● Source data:

####

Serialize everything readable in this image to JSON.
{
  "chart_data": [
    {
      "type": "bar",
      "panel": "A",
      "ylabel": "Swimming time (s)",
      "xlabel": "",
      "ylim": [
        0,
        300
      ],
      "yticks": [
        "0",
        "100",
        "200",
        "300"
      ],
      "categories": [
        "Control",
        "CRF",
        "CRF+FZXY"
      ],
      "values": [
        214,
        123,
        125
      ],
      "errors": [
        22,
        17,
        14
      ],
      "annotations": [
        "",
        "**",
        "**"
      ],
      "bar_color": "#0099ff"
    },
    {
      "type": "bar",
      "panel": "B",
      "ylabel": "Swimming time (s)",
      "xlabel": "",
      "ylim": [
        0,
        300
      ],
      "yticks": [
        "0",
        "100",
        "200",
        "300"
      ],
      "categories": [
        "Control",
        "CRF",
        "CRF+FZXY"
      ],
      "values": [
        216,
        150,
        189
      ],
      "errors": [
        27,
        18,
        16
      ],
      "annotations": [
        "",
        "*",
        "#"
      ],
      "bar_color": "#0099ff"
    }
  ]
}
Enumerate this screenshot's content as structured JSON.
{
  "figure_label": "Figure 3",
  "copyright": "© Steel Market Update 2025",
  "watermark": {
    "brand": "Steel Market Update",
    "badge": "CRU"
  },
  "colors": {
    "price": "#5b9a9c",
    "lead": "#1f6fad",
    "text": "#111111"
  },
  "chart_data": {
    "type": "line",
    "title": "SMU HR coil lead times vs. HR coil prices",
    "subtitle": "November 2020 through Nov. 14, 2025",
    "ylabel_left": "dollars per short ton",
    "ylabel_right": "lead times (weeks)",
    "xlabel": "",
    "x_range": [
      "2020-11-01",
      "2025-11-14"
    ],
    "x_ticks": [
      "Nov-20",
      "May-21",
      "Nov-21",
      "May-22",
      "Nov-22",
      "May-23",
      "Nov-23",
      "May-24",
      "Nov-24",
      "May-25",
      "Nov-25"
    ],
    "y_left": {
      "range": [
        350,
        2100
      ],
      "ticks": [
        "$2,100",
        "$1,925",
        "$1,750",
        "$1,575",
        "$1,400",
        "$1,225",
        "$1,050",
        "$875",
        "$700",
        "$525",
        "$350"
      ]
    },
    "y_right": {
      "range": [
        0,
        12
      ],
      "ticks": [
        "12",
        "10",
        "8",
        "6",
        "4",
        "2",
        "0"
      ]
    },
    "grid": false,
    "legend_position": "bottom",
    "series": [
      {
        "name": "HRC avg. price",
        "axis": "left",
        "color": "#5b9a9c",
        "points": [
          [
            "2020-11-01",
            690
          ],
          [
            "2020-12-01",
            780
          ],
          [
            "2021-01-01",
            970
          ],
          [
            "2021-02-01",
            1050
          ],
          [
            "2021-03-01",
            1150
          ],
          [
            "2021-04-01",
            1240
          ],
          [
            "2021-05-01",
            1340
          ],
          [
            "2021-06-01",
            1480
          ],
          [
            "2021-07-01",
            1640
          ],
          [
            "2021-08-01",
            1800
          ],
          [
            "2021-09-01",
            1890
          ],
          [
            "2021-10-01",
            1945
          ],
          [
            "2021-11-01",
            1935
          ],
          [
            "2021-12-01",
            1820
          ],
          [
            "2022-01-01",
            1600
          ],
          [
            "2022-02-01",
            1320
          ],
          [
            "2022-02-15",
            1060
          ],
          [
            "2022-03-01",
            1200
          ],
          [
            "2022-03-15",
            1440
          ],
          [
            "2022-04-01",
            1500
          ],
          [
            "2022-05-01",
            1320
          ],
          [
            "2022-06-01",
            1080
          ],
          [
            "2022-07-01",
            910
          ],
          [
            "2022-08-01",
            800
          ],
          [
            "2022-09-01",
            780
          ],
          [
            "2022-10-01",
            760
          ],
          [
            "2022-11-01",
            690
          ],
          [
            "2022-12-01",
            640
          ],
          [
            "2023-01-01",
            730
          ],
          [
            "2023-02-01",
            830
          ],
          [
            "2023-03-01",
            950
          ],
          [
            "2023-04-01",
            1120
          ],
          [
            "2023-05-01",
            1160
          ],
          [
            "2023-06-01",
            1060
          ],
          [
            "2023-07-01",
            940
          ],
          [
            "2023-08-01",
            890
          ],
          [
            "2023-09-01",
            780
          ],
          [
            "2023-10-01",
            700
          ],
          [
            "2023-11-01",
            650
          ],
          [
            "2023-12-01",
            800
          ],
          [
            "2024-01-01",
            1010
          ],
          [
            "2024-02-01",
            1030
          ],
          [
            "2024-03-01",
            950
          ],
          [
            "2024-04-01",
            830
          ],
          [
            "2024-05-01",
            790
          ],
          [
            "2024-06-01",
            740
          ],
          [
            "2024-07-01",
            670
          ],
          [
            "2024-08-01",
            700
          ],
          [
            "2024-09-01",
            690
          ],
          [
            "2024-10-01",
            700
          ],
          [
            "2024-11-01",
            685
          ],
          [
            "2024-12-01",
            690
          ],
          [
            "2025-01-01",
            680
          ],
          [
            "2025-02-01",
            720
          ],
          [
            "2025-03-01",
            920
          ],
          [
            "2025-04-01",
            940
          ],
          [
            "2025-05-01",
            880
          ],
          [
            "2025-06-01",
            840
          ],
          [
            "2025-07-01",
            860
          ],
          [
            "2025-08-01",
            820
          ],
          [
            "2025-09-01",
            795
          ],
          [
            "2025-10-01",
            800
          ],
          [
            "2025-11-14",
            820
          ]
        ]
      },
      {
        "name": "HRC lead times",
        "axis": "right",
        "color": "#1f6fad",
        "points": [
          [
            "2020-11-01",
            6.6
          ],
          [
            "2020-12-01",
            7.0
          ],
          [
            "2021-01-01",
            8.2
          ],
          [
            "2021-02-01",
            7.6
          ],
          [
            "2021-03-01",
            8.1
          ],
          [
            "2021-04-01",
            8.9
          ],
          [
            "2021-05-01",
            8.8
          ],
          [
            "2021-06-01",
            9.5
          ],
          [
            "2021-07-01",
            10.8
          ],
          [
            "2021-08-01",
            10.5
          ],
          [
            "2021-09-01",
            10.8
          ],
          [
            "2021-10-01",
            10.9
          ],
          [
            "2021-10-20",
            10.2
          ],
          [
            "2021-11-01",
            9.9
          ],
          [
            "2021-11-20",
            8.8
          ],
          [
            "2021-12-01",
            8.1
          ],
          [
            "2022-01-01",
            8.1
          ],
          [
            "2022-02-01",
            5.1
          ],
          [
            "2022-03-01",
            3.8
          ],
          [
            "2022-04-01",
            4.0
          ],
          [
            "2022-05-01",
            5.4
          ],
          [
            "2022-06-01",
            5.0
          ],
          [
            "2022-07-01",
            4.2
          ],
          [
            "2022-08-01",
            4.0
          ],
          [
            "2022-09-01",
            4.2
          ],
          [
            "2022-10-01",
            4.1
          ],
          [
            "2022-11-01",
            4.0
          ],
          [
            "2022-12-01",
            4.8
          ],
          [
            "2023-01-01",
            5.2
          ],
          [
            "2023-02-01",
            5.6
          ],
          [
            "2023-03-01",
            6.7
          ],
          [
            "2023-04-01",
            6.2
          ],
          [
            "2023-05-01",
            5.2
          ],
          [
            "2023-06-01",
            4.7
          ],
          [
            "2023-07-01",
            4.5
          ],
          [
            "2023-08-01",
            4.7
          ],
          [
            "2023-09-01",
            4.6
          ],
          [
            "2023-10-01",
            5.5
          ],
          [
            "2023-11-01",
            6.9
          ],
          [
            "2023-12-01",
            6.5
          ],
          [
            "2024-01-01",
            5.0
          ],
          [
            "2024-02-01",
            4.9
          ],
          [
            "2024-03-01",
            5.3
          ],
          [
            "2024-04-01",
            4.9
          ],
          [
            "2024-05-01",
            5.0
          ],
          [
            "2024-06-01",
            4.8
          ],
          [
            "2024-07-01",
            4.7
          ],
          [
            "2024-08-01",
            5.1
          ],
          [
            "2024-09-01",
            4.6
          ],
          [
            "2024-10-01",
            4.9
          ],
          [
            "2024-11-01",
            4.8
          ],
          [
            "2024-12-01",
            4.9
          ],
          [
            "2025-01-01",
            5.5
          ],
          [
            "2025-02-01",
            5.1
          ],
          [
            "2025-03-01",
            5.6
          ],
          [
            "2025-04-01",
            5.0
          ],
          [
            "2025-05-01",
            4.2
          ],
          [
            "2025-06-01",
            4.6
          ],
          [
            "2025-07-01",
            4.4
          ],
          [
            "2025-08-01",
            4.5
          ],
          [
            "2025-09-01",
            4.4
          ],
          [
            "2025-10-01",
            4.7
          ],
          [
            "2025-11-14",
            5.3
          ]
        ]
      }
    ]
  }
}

####

● WHAT IS EXPECTED: Scan the listing above. Collect all lines with the word "this".

● THE RESPONSE:
Serialize everything readable in this image to JSON.
Enumerate this screenshot's content as structured JSON.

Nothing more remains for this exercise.